SHORT EXERCISE:
Give back the whole listing exactly as shown.

TASK INPUTS:
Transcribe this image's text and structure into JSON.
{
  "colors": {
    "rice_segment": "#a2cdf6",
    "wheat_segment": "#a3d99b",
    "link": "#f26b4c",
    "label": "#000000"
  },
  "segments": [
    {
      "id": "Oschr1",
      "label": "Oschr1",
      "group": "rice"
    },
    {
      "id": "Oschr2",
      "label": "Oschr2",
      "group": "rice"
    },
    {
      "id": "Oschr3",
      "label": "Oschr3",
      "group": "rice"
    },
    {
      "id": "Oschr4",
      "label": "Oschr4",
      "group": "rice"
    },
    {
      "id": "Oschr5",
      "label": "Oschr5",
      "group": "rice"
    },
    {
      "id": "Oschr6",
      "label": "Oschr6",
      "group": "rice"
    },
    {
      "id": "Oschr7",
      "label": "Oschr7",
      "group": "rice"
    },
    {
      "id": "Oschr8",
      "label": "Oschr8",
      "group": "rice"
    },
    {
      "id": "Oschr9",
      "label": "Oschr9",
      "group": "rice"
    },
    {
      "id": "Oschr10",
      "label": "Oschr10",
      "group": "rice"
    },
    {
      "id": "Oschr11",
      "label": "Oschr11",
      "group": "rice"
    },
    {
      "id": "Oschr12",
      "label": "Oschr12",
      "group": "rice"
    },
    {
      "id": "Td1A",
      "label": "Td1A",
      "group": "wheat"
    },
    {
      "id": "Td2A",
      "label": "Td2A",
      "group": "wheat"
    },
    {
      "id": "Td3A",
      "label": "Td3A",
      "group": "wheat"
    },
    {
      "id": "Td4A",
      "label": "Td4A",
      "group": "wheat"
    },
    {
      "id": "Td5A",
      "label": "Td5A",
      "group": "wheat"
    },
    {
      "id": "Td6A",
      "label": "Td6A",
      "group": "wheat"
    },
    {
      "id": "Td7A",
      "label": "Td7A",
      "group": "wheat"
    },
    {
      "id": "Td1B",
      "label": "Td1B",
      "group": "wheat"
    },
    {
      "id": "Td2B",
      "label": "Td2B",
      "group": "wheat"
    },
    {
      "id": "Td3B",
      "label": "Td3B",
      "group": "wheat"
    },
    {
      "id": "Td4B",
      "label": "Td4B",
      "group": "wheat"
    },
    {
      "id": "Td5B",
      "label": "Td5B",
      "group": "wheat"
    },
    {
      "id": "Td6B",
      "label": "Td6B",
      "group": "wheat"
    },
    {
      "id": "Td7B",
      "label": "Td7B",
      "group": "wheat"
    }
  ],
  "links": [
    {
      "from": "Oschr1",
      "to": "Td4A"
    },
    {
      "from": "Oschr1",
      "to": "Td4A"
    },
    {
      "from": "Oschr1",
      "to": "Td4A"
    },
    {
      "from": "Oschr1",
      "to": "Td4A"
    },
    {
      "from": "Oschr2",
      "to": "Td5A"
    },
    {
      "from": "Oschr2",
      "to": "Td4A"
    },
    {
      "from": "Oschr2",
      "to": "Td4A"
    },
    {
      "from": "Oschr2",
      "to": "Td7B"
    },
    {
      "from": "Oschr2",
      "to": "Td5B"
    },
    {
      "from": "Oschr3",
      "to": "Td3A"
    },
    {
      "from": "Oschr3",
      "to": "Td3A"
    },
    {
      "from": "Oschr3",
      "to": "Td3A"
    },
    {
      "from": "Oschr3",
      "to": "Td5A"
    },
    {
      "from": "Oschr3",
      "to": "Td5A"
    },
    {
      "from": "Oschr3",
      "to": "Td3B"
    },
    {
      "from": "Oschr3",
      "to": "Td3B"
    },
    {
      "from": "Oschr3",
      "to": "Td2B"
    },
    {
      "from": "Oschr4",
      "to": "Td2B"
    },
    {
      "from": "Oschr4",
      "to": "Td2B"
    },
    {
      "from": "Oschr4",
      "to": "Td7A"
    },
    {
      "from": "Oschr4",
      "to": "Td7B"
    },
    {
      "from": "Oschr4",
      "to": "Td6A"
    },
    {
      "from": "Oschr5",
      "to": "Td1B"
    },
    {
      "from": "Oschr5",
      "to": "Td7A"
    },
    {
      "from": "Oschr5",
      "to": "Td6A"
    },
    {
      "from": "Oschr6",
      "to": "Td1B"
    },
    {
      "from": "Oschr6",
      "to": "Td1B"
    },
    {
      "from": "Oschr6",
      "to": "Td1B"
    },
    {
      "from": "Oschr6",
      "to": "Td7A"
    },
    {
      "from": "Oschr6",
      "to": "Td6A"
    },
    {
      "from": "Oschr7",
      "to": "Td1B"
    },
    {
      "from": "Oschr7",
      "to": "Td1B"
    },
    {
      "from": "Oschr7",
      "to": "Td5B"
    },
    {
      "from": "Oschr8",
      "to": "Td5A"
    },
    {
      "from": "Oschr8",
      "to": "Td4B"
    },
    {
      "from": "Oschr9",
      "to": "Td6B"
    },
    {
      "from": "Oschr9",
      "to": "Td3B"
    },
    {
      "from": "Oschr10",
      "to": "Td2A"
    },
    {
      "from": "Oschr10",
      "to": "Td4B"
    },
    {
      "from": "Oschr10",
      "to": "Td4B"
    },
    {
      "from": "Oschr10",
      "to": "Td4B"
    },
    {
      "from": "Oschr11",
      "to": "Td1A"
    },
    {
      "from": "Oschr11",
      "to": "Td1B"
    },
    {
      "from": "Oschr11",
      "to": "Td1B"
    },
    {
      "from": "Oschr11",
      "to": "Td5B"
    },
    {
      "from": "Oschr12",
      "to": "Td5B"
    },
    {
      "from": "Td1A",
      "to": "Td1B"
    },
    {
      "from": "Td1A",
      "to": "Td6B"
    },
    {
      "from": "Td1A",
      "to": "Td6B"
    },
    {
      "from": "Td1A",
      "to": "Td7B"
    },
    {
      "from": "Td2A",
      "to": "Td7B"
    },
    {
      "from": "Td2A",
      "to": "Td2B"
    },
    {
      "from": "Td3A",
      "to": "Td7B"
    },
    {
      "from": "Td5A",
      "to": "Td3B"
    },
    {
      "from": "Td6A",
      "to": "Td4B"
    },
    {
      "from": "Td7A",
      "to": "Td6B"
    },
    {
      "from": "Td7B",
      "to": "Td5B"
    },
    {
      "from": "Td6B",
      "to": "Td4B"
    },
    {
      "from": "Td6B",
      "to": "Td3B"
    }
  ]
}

SOLUTION FOR THIS EXERCISE:
Transcribe this image's text and structure into JSON.
{
  "colors": {
    "rice_segment": "#a2cdf6",
    "wheat_segment": "#a3d99b",
    "link": "#f26b4c",
    "label": "#000000"
  },
  "segments": [
    {
      "id": "Oschr1",
      "label": "Oschr1",
      "group": "rice"
    },
    {
      "id": "Oschr2",
      "label": "Oschr2",
      "group": "rice"
    },
    {
      "id": "Oschr3",
      "label": "Oschr3",
      "group": "rice"
    },
    {
      "id": "Oschr4",
      "label": "Oschr4",
      "group": "rice"
    },
    {
      "id": "Oschr5",
      "label": "Oschr5",
      "group": "rice"
    },
    {
      "id": "Oschr6",
      "label": "Oschr6",
      "group": "rice"
    },
    {
      "id": "Oschr7",
      "label": "Oschr7",
      "group": "rice"
    },
    {
      "id": "Oschr8",
      "label": "Oschr8",
      "group": "rice"
    },
    {
      "id": "Oschr9",
      "label": "Oschr9",
      "group": "rice"
    },
    {
      "id": "Oschr10",
      "label": "Oschr10",
      "group": "rice"
    },
    {
      "id": "Oschr11",
      "label": "Oschr11",
      "group": "rice"
    },
    {
      "id": "Oschr12",
      "label": "Oschr12",
      "group": "rice"
    },
    {
      "id": "Td1A",
      "label": "Td1A",
      "group": "wheat"
    },
    {
      "id": "Td2A",
      "label": "Td2A",
      "group": "wheat"
    },
    {
      "id": "Td3A",
      "label": "Td3A",
      "group": "wheat"
    },
    {
      "id": "Td4A",
      "label": "Td4A",
      "group": "wheat"
    },
    {
      "id": "Td5A",
      "label": "Td5A",
      "group": "wheat"
    },
    {
      "id": "Td6A",
      "label": "Td6A",
      "group": "wheat"
    },
    {
      "id": "Td7A",
      "label": "Td7A",
      "group": "wheat"
    },
    {
      "id": "Td1B",
      "label": "Td1B",
      "group": "wheat"
    },
    {
      "id": "Td2B",
      "label": "Td2B",
      "group": "wheat"
    },
    {
      "id": "Td3B",
      "label": "Td3B",
      "group": "wheat"
    },
    {
      "id": "Td4B",
      "label": "Td4B",
      "group": "wheat"
    },
    {
      "id": "Td5B",
      "label": "Td5B",
      "group": "wheat"
    },
    {
      "id": "Td6B",
      "label": "Td6B",
      "group": "wheat"
    },
    {
      "id": "Td7B",
      "label": "Td7B",
      "group": "wheat"
    }
  ],
  "links": [
    {
      "from": "Oschr1",
      "to": "Td4A"
    },
    {
      "from": "Oschr1",
      "to": "Td4A"
    },
    {
      "from": "Oschr1",
      "to": "Td4A"
    },
    {
      "from": "Oschr1",
      "to": "Td4A"
    },
    {
      "from": "Oschr2",
      "to": "Td5A"
    },
    {
      "from": "Oschr2",
      "to": "Td4A"
    },
    {
      "from": "Oschr2",
      "to": "Td4A"
    },
    {
      "from": "Oschr2",
      "to": "Td7B"
    },
    {
      "from": "Oschr2",
      "to": "Td5B"
    },
    {
      "from": "Oschr3",
      "to": "Td3A"
    },
    {
      "from": "Oschr3",
      "to": "Td3A"
    },
    {
      "from": "Oschr3",
      "to": "Td3A"
    },
    {
      "from": "Oschr3",
      "to": "Td5A"
    },
    {
      "from": "Oschr3",
      "to": "Td5A"
    },
    {
      "from": "Oschr3",
      "to": "Td3B"
    },
    {
      "from": "Oschr3",
      "to": "Td3B"
    },
    {
      "from": "Oschr3",
      "to": "Td2B"
    },
    {
      "from": "Oschr4",
      "to": "Td2B"
    },
    {
      "from": "Oschr4",
      "to": "Td2B"
    },
    {
      "from": "Oschr4",
      "to": "Td7A"
    },
    {
      "from": "Oschr4",
      "to": "Td7B"
    },
    {
      "from": "Oschr4",
      "to": "Td6A"
    },
    {
      "from": "Oschr5",
      "to": "Td1B"
    },
    {
      "from": "Oschr5",
      "to": "Td7A"
    },
    {
      "from": "Oschr5",
      "to": "Td6A"
    },
    {
      "from": "Oschr6",
      "to": "Td1B"
    },
    {
      "from": "Oschr6",
      "to": "Td1B"
    },
    {
      "from": "Oschr6",
      "to": "Td1B"
    },
    {
      "from": "Oschr6",
      "to": "Td7A"
    },
    {
      "from": "Oschr6",
      "to": "Td6A"
    },
    {
      "from": "Oschr7",
      "to": "Td1B"
    },
    {
      "from": "Oschr7",
      "to": "Td1B"
    },
    {
      "from": "Oschr7",
      "to": "Td5B"
    },
    {
      "from": "Oschr8",
      "to": "Td5A"
    },
    {
      "from": "Oschr8",
      "to": "Td4B"
    },
    {
      "from": "Oschr9",
      "to": "Td6B"
    },
    {
      "from": "Oschr9",
      "to": "Td3B"
    },
    {
      "from": "Oschr10",
      "to": "Td2A"
    },
    {
      "from": "Oschr10",
      "to": "Td4B"
    },
    {
      "from": "Oschr10",
      "to": "Td4B"
    },
    {
      "from": "Oschr10",
      "to": "Td4B"
    },
    {
      "from": "Oschr11",
      "to": "Td1A"
    },
    {
      "from": "Oschr11",
      "to": "Td1B"
    },
    {
      "from": "Oschr11",
      "to": "Td1B"
    },
    {
      "from": "Oschr11",
      "to": "Td5B"
    },
    {
      "from": "Oschr12",
      "to": "Td5B"
    },
    {
      "from": "Td1A",
      "to": "Td1B"
    },
    {
      "from": "Td1A",
      "to": "Td6B"
    },
    {
      "from": "Td1A",
      "to": "Td6B"
    },
    {
      "from": "Td1A",
      "to": "Td7B"
    },
    {
      "from": "Td2A",
      "to": "Td7B"
    },
    {
      "from": "Td2A",
      "to": "Td2B"
    },
    {
      "from": "Td3A",
      "to": "Td7B"
    },
    {
      "from": "Td5A",
      "to": "Td3B"
    },
    {
      "from": "Td6A",
      "to": "Td4B"
    },
    {
      "from": "Td7A",
      "to": "Td6B"
    },
    {
      "from": "Td7B",
      "to": "Td5B"
    },
    {
      "from": "Td6B",
      "to": "Td4B"
    },
    {
      "from": "Td6B",
      "to": "Td3B"
    }
  ]
}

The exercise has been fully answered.